-- Start Exercise inputs --

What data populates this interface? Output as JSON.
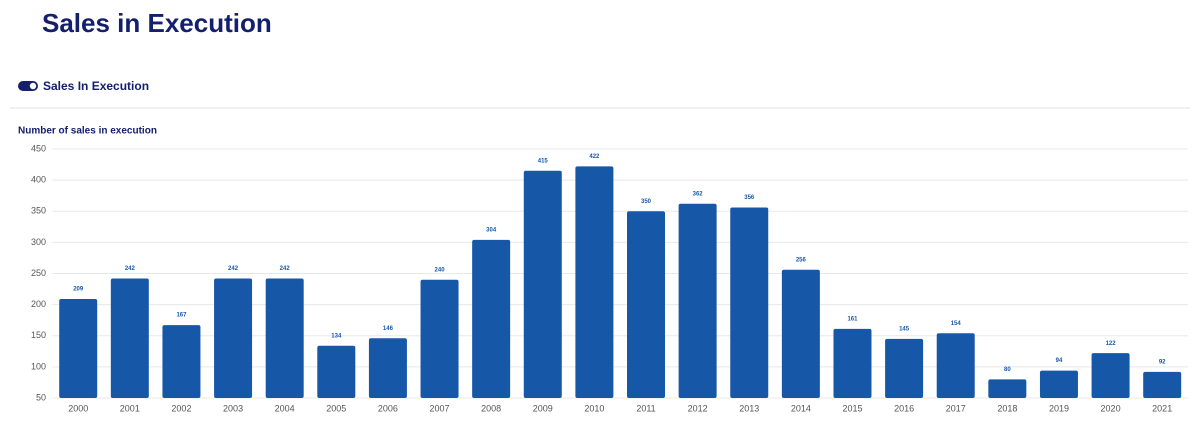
{
  "chart_data": {
    "type": "bar",
    "title": "Sales in Execution",
    "y_label": "Number of sales in execution",
    "categories": [
      "2000",
      "2001",
      "2002",
      "2003",
      "2004",
      "2005",
      "2006",
      "2007",
      "2008",
      "2009",
      "2010",
      "2011",
      "2012",
      "2013",
      "2014",
      "2015",
      "2016",
      "2017",
      "2018",
      "2019",
      "2020",
      "2021"
    ],
    "series": [
      {
        "name": "Sales In Execution",
        "color": "#1757a8",
        "values": [
          209,
          242,
          167,
          242,
          242,
          134,
          146,
          240,
          304,
          415,
          422,
          350,
          362,
          356,
          256,
          161,
          145,
          154,
          80,
          94,
          122,
          92
        ]
      }
    ],
    "ylim": [
      50,
      450
    ],
    "yticks": [
      50,
      100,
      150,
      200,
      250,
      300,
      350,
      400,
      450
    ],
    "grid": true
  }
}
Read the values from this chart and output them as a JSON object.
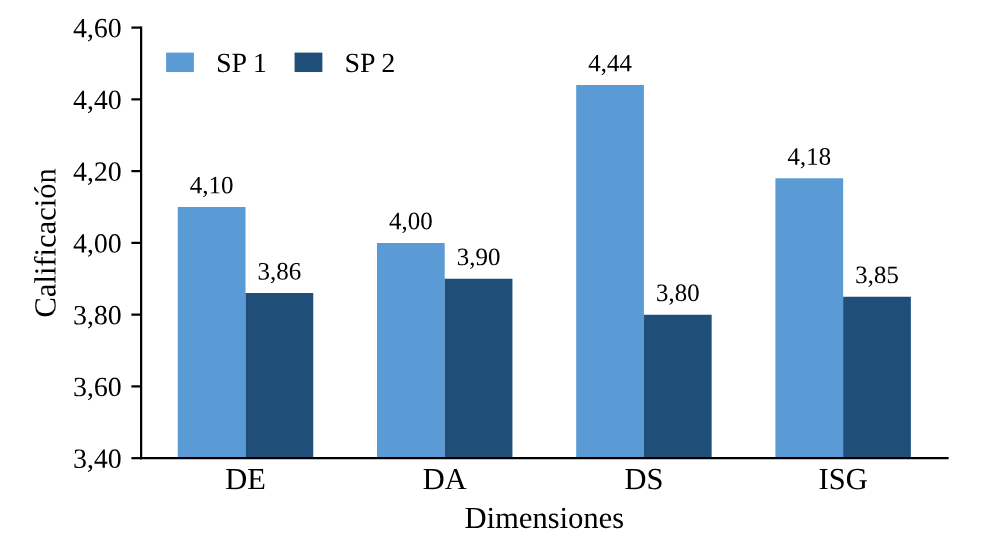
{
  "chart_data": {
    "type": "bar",
    "xlabel": "Dimensiones",
    "ylabel": "Calificación",
    "categories": [
      "DE",
      "DA",
      "DS",
      "ISG"
    ],
    "series": [
      {
        "name": "SP 1",
        "color": "#5b9bd5",
        "values": [
          4.1,
          4.0,
          4.44,
          4.18
        ],
        "value_labels": [
          "4,10",
          "4,00",
          "4,44",
          "4,18"
        ]
      },
      {
        "name": "SP 2",
        "color": "#1f4e79",
        "values": [
          3.86,
          3.9,
          3.8,
          3.85
        ],
        "value_labels": [
          "3,86",
          "3,90",
          "3,80",
          "3,85"
        ]
      }
    ],
    "ylim": [
      3.4,
      4.6
    ],
    "yticks": [
      {
        "value": 3.4,
        "label": "3,40"
      },
      {
        "value": 3.6,
        "label": "3,60"
      },
      {
        "value": 3.8,
        "label": "3,80"
      },
      {
        "value": 4.0,
        "label": "4,00"
      },
      {
        "value": 4.2,
        "label": "4,20"
      },
      {
        "value": 4.4,
        "label": "4,40"
      },
      {
        "value": 4.6,
        "label": "4,60"
      }
    ],
    "grid": false,
    "legend": "top left"
  }
}
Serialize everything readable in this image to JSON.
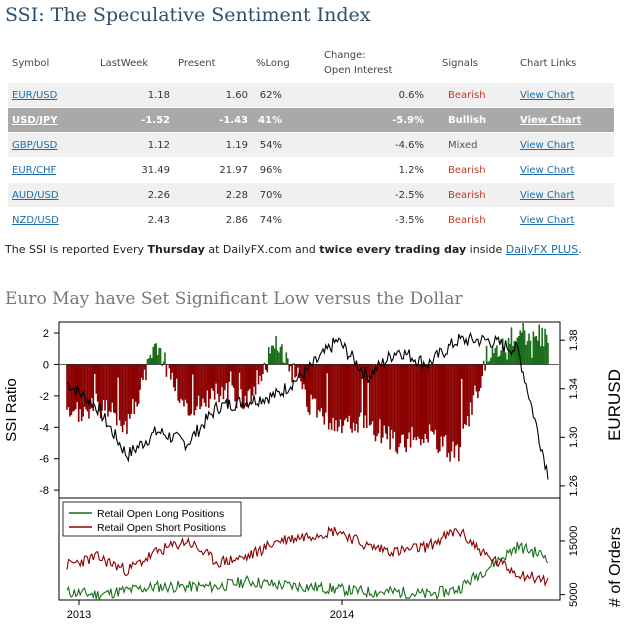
{
  "header": {
    "title": "SSI: The Speculative Sentiment Index"
  },
  "table": {
    "columns": [
      "Symbol",
      "LastWeek",
      "Present",
      "%Long",
      "Change:",
      "Open Interest",
      "Signals",
      "Chart Links"
    ],
    "rows": [
      {
        "symbol": "EUR/USD",
        "last_week": "1.18",
        "present": "1.60",
        "pct_long": "62%",
        "change": "0.6%",
        "signal": "Bearish",
        "link": "View Chart"
      },
      {
        "symbol": "USD/JPY",
        "last_week": "-1.52",
        "present": "-1.43",
        "pct_long": "41%",
        "change": "-5.9%",
        "signal": "Bullish",
        "link": "View Chart"
      },
      {
        "symbol": "GBP/USD",
        "last_week": "1.12",
        "present": "1.19",
        "pct_long": "54%",
        "change": "-4.6%",
        "signal": "Mixed",
        "link": "View Chart"
      },
      {
        "symbol": "EUR/CHF",
        "last_week": "31.49",
        "present": "21.97",
        "pct_long": "96%",
        "change": "1.2%",
        "signal": "Bearish",
        "link": "View Chart"
      },
      {
        "symbol": "AUD/USD",
        "last_week": "2.26",
        "present": "2.28",
        "pct_long": "70%",
        "change": "-2.5%",
        "signal": "Bearish",
        "link": "View Chart"
      },
      {
        "symbol": "NZD/USD",
        "last_week": "2.43",
        "present": "2.86",
        "pct_long": "74%",
        "change": "-3.5%",
        "signal": "Bearish",
        "link": "View Chart"
      }
    ]
  },
  "note": {
    "t1": "The SSI is reported Every ",
    "b1": "Thursday",
    "t2": " at DailyFX.com and ",
    "b2": "twice every trading day",
    "t3": " inside ",
    "link": "DailyFX PLUS",
    "t4": "."
  },
  "subtitle": "Euro May have Set Significant Low versus the Dollar",
  "colors": {
    "long": "#1a6e1a",
    "short": "#8b0000",
    "price": "#000000",
    "bearish": "#c0392b",
    "bullish": "#2a86c8"
  },
  "chart_data": [
    {
      "type": "bar",
      "panel": "top",
      "ylabel": "SSI Ratio",
      "ylabel_right": "EURUSD",
      "ylim": [
        -8.5,
        2.7
      ],
      "yticks": [
        "2",
        "0",
        "-2",
        "-4",
        "-6",
        "-8"
      ],
      "yticks_right": [
        "1.38",
        "1.34",
        "1.30",
        "1.26"
      ],
      "ylim_right": [
        1.25,
        1.395
      ],
      "series": [
        {
          "name": "SSI Ratio",
          "x": [
            "2013-01",
            "2013-02",
            "2013-03",
            "2013-04",
            "2013-05",
            "2013-06",
            "2013-07",
            "2013-08",
            "2013-09",
            "2013-10",
            "2013-11",
            "2013-12",
            "2014-01",
            "2014-02",
            "2014-03",
            "2014-04",
            "2014-05"
          ],
          "values": [
            -3.5,
            -2.6,
            -3.8,
            1.3,
            -3.0,
            -1.7,
            -2.2,
            1.4,
            -2.5,
            -4.0,
            -3.8,
            -5.0,
            -4.5,
            -5.8,
            0.7,
            2.0,
            1.8
          ]
        },
        {
          "name": "EURUSD",
          "x": [
            "2013-01",
            "2013-02",
            "2013-03",
            "2013-04",
            "2013-05",
            "2013-06",
            "2013-07",
            "2013-08",
            "2013-09",
            "2013-10",
            "2013-11",
            "2013-12",
            "2014-01",
            "2014-02",
            "2014-03",
            "2014-04",
            "2014-05"
          ],
          "values": [
            1.345,
            1.325,
            1.285,
            1.305,
            1.295,
            1.325,
            1.33,
            1.335,
            1.355,
            1.38,
            1.35,
            1.372,
            1.36,
            1.38,
            1.38,
            1.372,
            1.27
          ]
        }
      ]
    },
    {
      "type": "line",
      "panel": "bottom",
      "ylabel_right": "# of Orders",
      "ylim": [
        4000,
        23000
      ],
      "yticks_right": [
        "15000",
        "5000"
      ],
      "xticks": [
        "2013",
        "2014"
      ],
      "series": [
        {
          "name": "Retail Open Long Positions",
          "values": [
            5500,
            5000,
            5800,
            6500,
            6500,
            6500,
            7500,
            6800,
            6500,
            6000,
            5500,
            5500,
            5000,
            6000,
            10000,
            14000,
            12000
          ]
        },
        {
          "name": "Retail Open Short Positions",
          "values": [
            10500,
            12000,
            9500,
            13000,
            15000,
            11000,
            12000,
            15000,
            16000,
            17000,
            14000,
            13000,
            14000,
            17000,
            12000,
            9000,
            7500
          ]
        }
      ]
    }
  ]
}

-- End Exercise inputs --

#### [Description of the task]
Copy each line containing the word "name" from the data.

#### [Worked solution]
        "name": "Sales In Execution",
        "name": "SP 1",
        "name": "SP 2",
          "name": "SSI Ratio",
          "name": "EURUSD",
          "name": "Retail Open Long Positions",
          "name": "Retail Open Short Positions",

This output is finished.